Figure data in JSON

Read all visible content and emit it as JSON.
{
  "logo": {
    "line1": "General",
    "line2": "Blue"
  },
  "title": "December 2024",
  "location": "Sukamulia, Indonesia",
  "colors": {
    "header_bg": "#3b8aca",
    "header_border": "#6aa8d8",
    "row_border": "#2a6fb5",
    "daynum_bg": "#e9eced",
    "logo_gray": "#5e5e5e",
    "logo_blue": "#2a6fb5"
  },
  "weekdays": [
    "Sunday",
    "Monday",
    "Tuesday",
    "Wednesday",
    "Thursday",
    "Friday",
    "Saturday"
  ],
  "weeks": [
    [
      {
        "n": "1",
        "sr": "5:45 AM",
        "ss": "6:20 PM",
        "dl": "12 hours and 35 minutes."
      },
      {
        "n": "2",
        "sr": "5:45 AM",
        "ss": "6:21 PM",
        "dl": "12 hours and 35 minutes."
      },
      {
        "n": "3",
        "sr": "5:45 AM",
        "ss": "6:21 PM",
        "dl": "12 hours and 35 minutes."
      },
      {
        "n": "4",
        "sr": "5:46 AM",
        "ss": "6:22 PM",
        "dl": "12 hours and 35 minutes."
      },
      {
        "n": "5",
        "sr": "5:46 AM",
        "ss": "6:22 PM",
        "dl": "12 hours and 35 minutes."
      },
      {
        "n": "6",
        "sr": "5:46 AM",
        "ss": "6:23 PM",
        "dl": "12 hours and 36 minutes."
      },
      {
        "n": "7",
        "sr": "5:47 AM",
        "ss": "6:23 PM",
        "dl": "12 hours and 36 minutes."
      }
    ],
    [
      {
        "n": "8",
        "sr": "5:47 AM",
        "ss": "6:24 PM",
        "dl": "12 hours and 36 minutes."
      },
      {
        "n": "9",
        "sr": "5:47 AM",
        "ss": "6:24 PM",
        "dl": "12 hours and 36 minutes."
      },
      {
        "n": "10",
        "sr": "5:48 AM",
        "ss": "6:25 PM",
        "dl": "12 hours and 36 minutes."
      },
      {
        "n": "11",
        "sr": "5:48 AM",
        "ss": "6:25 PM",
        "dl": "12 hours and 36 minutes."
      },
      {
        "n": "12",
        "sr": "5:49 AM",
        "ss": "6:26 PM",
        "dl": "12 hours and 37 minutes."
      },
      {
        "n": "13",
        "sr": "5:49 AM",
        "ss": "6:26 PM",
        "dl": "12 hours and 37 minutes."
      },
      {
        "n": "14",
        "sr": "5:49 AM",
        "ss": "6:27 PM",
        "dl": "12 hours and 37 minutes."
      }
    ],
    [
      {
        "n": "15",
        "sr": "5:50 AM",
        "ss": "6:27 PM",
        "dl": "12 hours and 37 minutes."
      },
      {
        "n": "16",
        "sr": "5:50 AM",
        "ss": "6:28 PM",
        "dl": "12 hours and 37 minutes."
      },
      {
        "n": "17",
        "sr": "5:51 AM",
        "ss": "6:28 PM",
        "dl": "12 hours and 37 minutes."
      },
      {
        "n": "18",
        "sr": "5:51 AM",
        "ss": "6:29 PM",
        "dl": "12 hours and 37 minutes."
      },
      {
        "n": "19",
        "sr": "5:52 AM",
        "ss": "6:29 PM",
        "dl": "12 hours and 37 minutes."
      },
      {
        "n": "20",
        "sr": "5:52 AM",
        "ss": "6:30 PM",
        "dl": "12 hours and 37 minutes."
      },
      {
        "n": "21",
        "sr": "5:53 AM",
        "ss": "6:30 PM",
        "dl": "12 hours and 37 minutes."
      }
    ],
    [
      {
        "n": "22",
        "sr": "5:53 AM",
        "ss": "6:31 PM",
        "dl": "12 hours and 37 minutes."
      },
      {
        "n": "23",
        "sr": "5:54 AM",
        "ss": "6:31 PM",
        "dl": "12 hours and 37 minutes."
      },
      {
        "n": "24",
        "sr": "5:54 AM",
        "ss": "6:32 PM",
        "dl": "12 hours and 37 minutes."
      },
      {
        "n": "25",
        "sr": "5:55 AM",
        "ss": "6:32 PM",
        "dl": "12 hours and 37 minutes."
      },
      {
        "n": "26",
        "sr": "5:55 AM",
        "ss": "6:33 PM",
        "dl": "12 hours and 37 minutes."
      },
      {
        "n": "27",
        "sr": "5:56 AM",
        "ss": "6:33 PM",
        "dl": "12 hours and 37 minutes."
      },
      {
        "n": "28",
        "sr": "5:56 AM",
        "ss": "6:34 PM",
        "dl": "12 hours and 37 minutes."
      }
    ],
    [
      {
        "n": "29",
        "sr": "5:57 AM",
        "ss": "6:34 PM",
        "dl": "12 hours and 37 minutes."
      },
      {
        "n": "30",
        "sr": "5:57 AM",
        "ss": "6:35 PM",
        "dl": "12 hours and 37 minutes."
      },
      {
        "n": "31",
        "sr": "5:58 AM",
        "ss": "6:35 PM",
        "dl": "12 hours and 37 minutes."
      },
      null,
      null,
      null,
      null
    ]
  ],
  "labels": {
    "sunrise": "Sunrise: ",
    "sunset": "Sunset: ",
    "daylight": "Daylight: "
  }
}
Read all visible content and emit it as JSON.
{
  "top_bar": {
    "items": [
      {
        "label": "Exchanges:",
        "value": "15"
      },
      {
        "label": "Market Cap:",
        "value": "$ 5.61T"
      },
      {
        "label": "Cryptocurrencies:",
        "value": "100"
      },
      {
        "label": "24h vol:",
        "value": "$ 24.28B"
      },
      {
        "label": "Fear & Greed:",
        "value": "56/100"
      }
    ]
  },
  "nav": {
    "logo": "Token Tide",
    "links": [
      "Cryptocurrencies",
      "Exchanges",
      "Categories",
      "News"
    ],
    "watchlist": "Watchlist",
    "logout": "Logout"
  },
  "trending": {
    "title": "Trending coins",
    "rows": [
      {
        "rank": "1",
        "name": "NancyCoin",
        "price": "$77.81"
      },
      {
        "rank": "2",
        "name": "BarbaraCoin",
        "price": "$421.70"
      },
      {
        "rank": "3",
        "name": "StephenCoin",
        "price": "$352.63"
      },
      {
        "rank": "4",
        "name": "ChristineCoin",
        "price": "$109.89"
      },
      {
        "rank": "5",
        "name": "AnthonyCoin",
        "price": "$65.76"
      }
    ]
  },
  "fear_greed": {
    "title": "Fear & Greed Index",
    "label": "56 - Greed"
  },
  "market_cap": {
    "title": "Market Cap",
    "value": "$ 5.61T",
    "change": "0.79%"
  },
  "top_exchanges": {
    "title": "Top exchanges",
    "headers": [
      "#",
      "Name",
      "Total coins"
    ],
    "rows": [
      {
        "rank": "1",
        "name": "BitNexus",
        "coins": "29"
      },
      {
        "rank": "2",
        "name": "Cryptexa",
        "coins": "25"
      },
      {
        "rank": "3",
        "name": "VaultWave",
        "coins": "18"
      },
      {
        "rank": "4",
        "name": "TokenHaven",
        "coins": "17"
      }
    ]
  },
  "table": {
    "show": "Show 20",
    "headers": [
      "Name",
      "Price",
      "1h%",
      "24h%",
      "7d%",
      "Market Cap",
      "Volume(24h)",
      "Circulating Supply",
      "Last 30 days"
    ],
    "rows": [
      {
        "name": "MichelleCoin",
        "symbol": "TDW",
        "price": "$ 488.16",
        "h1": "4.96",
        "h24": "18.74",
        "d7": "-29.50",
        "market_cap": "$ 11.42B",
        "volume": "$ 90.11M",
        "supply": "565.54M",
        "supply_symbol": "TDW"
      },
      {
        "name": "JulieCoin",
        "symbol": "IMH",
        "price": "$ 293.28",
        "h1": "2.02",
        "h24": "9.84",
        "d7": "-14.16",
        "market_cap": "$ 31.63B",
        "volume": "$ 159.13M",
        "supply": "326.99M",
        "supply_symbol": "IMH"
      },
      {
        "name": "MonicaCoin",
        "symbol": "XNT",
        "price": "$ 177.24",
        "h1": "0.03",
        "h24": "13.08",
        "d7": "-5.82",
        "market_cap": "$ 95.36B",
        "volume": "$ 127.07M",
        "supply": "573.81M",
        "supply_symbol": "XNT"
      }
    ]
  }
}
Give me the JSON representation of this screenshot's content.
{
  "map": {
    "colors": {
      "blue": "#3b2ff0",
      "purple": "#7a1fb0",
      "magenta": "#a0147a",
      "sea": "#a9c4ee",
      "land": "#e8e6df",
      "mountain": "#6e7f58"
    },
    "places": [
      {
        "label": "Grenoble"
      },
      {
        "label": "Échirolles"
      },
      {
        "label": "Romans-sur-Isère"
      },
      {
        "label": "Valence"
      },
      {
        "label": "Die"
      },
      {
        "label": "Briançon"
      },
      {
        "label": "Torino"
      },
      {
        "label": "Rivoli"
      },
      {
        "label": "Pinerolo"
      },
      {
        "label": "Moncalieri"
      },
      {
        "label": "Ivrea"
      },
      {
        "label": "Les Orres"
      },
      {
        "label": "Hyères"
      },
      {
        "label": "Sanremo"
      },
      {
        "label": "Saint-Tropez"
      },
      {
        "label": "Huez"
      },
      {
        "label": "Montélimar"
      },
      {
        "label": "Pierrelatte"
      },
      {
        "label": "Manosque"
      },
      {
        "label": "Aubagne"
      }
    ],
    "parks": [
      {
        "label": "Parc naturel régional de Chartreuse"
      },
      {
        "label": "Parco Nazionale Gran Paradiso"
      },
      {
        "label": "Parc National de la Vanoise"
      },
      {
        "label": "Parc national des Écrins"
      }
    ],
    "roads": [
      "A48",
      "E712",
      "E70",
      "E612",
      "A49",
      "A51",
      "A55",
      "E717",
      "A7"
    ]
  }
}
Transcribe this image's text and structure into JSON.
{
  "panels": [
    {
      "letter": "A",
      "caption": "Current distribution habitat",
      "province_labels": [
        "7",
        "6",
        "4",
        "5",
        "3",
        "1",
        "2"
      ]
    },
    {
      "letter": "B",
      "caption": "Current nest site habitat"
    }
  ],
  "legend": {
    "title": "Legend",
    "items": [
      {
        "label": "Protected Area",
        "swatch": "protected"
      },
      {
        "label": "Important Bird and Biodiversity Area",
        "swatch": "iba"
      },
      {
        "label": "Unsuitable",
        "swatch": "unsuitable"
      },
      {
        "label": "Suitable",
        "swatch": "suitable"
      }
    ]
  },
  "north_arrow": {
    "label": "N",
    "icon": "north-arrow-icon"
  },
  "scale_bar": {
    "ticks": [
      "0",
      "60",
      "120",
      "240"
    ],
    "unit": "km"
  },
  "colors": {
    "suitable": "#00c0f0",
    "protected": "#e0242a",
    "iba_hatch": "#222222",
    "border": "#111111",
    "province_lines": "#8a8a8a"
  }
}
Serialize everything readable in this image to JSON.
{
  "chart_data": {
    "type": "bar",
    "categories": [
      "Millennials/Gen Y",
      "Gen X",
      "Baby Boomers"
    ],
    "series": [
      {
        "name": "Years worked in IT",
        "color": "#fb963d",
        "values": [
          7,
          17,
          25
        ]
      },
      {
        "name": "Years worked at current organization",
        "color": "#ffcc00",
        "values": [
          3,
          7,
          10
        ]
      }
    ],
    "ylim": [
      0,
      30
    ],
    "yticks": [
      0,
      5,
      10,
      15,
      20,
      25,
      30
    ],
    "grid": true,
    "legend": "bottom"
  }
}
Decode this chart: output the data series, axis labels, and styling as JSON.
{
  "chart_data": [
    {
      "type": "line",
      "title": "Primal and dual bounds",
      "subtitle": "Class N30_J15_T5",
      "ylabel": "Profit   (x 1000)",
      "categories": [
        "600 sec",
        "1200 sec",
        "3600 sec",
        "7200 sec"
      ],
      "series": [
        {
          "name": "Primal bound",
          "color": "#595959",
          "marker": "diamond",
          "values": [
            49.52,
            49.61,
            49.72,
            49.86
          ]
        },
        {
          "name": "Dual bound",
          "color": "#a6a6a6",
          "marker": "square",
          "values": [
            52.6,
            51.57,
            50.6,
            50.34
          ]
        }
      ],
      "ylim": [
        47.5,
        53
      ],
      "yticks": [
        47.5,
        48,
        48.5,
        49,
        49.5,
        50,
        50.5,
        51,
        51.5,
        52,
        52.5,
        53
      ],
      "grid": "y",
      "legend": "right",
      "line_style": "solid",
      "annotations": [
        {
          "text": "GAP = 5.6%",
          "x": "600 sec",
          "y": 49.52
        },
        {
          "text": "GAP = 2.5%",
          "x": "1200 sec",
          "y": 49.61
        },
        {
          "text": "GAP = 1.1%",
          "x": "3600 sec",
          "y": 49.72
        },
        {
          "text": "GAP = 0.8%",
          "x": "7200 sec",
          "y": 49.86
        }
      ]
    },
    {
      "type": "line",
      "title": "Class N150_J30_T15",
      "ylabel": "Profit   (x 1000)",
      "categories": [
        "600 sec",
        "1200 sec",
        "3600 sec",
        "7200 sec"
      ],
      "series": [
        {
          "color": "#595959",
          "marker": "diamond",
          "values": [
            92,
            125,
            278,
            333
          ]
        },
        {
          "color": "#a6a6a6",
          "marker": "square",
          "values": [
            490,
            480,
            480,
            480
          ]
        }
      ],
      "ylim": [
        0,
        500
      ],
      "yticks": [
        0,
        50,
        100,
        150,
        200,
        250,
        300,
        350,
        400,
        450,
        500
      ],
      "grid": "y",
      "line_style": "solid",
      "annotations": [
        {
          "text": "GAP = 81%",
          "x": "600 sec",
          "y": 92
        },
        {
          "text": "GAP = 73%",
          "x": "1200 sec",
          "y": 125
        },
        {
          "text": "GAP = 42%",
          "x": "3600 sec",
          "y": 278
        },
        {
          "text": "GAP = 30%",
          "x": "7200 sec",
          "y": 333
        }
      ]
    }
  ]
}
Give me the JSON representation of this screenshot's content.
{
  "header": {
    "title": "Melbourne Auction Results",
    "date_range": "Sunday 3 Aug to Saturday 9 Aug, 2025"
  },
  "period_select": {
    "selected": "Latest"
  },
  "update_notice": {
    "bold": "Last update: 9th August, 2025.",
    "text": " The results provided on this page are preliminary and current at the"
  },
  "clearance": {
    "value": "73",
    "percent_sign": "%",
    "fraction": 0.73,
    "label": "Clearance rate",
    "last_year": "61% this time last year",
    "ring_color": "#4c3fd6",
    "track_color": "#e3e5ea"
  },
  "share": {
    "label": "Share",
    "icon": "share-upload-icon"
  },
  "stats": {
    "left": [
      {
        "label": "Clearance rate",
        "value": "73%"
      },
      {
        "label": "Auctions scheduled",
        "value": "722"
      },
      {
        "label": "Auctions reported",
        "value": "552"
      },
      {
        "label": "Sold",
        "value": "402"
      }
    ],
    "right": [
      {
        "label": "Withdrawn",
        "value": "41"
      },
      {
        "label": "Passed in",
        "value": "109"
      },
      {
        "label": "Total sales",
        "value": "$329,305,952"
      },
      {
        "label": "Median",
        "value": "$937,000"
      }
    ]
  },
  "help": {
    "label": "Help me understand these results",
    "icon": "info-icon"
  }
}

■ Exercise goal ■
Out of the preceding entries, pull every line containing the string "worked".

■ In response ■
        "name": "Years worked in IT",
        "name": "Years worked at current organization",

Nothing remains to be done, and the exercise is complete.